◆ **O QUE FAZER**
**1.** Cite, sem mudar nada, a parte da matéria sobre o 13º nas prefeituras que vai de "Para quase todas" até "está sobrando, argumentou.".
**2.** Continue a matéria sobre o 13º nas prefeituras do Paraná a partir do ponto em que ela termina.

Maioria terá problema para pagar no final do ano, diz Femupar
Patrícia Zanin
A Federação das Associações de Municípios do Paraná (Femupar) estima que a grande maioria das prefeituras vai enfrentar dificuldade no final do ano para pagar o 13º do funcionalismo. Ainda não há um levantamento concluído - a Femupar mandou questionários para todas as 399 prefeituras do Estado - mas o presidente da entidade e prefeito de Cambé, José do Carmo Garcia (PTB), disse que não está sobrando dinheiro para que os prefeitos façam provisão para o 13º salário.
Para quase todas as prefeituras, está difícil guardar em conta separada, reconheceu o municipalista. Para facilitar o pagamento, José do Carmo lembra que as prefeituras deveriam depositar todo mês 1/12 do valor da folha para fazer caixa e garantir o salário extra de final de ano. Mas não está sobrando, argumentou.

◆ **DADOS DISPONÍVEIS**
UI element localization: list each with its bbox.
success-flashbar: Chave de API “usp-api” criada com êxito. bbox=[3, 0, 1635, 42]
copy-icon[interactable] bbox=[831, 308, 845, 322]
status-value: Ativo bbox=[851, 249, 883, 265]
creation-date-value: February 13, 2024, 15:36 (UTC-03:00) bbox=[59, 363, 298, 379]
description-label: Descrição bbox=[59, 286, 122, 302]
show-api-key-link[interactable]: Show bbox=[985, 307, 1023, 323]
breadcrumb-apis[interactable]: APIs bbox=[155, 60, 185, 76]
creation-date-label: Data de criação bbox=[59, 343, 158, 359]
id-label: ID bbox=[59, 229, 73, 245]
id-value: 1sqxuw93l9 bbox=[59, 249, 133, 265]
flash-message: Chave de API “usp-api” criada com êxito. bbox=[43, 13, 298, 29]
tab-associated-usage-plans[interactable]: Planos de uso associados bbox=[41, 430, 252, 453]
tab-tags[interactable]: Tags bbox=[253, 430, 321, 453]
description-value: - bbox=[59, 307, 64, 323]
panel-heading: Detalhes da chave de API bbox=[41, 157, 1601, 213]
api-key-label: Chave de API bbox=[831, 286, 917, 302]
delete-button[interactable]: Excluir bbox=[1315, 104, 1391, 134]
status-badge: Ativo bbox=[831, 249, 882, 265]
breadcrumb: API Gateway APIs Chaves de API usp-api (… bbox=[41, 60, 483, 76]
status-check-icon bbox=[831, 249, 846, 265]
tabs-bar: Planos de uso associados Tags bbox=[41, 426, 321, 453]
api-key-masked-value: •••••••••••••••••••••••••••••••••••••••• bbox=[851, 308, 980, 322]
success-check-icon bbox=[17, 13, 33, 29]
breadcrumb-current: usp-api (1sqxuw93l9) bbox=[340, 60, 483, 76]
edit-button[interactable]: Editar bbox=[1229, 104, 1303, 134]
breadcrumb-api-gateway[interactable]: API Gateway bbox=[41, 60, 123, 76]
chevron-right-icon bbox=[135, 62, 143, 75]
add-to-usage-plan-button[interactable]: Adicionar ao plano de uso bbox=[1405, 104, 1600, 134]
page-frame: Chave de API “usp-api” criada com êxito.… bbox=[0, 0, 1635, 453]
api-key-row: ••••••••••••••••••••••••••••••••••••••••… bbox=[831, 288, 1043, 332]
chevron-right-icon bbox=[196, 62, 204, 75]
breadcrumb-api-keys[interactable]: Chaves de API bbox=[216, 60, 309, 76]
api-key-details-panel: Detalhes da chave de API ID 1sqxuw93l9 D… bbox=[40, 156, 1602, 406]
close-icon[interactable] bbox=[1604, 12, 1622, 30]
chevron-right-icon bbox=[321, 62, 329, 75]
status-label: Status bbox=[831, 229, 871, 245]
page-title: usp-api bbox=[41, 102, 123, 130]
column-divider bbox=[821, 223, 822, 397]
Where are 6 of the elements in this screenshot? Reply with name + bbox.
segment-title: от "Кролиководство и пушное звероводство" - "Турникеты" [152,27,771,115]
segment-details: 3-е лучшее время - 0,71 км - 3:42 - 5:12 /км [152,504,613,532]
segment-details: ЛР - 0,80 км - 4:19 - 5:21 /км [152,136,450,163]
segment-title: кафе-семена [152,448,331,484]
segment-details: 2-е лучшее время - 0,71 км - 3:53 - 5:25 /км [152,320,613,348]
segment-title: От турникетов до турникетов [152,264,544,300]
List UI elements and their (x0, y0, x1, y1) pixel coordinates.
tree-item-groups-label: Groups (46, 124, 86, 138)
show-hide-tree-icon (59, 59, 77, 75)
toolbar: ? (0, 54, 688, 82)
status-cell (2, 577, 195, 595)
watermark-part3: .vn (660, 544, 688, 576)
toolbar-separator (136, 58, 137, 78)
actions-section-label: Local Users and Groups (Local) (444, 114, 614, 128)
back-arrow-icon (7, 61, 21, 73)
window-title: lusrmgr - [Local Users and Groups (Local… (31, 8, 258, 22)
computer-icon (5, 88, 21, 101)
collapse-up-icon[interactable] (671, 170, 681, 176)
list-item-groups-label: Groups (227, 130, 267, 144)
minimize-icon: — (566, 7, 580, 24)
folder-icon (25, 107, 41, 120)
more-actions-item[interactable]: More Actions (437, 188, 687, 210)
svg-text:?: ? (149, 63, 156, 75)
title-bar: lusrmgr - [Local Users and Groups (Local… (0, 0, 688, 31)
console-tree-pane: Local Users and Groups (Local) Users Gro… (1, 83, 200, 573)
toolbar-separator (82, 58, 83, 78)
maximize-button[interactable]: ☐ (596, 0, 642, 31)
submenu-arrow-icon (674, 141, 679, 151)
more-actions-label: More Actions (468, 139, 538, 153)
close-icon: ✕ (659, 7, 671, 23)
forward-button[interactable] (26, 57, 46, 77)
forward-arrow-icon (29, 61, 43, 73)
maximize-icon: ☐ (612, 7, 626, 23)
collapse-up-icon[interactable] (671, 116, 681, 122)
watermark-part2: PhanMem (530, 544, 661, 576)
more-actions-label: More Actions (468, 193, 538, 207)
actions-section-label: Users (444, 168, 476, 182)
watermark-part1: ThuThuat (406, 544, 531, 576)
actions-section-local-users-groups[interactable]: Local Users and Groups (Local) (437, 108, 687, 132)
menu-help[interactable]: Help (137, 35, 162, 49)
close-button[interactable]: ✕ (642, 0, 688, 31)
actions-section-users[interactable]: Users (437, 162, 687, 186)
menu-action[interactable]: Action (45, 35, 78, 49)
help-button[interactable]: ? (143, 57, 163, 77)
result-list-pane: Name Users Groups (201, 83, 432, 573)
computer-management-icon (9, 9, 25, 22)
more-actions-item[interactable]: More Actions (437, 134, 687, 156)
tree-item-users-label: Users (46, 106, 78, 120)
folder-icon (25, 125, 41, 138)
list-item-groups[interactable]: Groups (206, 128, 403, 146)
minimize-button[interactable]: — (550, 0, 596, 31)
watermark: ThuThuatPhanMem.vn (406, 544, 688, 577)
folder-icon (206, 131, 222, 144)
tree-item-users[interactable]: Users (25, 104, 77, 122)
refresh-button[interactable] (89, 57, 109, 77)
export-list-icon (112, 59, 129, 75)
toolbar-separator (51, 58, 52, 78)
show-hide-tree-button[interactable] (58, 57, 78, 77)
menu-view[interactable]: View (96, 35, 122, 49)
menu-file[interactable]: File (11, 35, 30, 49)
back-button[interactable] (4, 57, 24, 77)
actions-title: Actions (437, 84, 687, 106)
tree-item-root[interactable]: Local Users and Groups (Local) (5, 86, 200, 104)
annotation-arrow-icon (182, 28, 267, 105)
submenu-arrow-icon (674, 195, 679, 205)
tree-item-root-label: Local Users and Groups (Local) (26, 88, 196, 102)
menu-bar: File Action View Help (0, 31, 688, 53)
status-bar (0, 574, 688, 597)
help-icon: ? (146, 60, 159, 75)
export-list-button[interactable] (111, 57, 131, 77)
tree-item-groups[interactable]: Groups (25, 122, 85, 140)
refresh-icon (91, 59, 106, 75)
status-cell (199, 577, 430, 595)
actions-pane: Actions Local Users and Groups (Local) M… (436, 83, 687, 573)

◆ **RESPOSTAS DADAS**
**1.**
Para quase todas as prefeituras, está difícil guardar em conta separada, reconheceu o municipalista. Para facilitar o pagamento, José do Carmo lembra que as prefeituras deveriam depositar todo mês 1/12 do valor da folha para fazer caixa e garantir o salário extra de final de ano. Mas não está sobrando, argumentou.

**2.**
Ele estima que, este ano, deve se repitir a situação ocorrida no ano passado, quando a maioria dos prefeitos pagou apenas uma folha em dezembro, quando o correto seria pagar os salários do mês, mais o 13º. José do Carmo orienta os prefeitos a reduzir o custeio para ganhar fôlego no caixa extra. Contrair empréstimo não é política indicada. O melhor é puxar o freio de mão no custeio, alertou.
Levantamento feito pela Associação dos Municípios do Paraná (AMP) há cerca de um ano mostrou que as prefeituras do Estado gastam, em média, 38% de seu orçamento com custeio e 42% com folha de pagamento. O restante - 20% - é usado para pagar encargos sociais, amortização de dívidas, juros, empréstimos e fazer investimentos. O déficit orçamentário das prefeituras caiu de 11% em 96 para 2% em 97. Vivemos um processo de transformação que exige uma nova forma de administrar, afirmou José do Carmo.